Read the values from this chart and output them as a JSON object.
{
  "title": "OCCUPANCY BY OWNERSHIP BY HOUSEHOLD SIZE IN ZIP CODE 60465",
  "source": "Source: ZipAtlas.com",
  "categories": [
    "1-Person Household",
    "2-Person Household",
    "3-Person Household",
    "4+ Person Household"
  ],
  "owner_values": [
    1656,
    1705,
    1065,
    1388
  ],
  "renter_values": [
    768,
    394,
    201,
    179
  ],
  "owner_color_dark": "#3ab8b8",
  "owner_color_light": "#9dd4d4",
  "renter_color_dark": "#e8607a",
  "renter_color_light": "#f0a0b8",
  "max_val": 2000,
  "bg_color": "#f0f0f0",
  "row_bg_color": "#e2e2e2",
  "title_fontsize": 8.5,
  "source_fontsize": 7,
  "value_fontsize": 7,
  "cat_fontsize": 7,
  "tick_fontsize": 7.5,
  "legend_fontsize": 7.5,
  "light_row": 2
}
____
All entries must be repeated verbatim.

Read the values from this chart and output them as a JSON object.
{
  "title": "OCCUPANCY BY OWNERSHIP BY HOUSEHOLD SIZE IN ZIP CODE 60465",
  "source": "Source: ZipAtlas.com",
  "categories": [
    "1-Person Household",
    "2-Person Household",
    "3-Person Household",
    "4+ Person Household"
  ],
  "owner_values": [
    1656,
    1705,
    1065,
    1388
  ],
  "renter_values": [
    768,
    394,
    201,
    179
  ],
  "owner_color_dark": "#3ab8b8",
  "owner_color_light": "#9dd4d4",
  "renter_color_dark": "#e8607a",
  "renter_color_light": "#f0a0b8",
  "max_val": 2000,
  "bg_color": "#f0f0f0",
  "row_bg_color": "#e2e2e2",
  "title_fontsize": 8.5,
  "source_fontsize": 7,
  "value_fontsize": 7,
  "cat_fontsize": 7,
  "tick_fontsize": 7.5,
  "legend_fontsize": 7.5,
  "light_row": 2
}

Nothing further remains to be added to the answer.